:: WHAT THE TASK ASKS ::
In the entries below, find every line holding the string "Addition" and collect it.

Saved data entries
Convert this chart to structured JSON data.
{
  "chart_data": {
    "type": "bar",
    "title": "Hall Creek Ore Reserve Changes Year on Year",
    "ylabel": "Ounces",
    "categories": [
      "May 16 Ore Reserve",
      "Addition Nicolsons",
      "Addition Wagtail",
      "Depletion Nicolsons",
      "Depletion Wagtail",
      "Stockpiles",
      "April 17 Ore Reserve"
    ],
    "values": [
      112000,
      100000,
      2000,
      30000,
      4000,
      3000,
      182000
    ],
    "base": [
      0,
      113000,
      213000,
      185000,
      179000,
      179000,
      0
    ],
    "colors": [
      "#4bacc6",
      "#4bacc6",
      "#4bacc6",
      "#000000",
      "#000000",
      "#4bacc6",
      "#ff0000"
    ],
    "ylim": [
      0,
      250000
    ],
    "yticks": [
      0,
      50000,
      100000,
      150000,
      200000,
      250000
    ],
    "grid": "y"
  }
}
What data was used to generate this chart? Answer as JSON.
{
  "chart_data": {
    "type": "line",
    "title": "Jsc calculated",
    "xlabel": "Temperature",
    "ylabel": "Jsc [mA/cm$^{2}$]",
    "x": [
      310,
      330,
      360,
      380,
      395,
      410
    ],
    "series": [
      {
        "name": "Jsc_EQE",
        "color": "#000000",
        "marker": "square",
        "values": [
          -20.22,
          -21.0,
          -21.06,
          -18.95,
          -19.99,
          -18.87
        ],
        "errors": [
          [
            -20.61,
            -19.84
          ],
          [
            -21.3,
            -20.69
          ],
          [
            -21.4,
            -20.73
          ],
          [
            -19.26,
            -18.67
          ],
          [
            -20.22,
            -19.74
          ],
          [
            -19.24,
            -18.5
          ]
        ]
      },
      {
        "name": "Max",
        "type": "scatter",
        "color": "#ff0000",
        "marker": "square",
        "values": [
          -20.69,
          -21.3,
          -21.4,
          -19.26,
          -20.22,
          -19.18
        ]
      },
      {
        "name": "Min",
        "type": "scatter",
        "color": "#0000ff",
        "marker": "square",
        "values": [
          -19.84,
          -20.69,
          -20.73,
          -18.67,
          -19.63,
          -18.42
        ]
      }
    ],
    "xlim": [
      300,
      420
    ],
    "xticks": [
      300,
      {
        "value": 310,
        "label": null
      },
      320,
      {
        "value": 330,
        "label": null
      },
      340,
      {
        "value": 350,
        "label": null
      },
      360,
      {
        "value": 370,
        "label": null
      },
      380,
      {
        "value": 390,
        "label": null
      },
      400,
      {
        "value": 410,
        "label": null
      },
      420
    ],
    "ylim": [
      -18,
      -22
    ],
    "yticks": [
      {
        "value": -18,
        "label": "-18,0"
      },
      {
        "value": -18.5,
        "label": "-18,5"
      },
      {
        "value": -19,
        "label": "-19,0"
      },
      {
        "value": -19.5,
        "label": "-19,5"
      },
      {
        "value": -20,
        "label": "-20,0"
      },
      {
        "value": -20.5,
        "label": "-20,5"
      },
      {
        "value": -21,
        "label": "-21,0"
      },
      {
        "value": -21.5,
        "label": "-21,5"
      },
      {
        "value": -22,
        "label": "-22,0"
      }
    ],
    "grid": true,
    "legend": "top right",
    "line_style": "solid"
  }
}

:: EXPECTED ANSWER ::
      "Addition Nicolsons",
      "Addition Wagtail",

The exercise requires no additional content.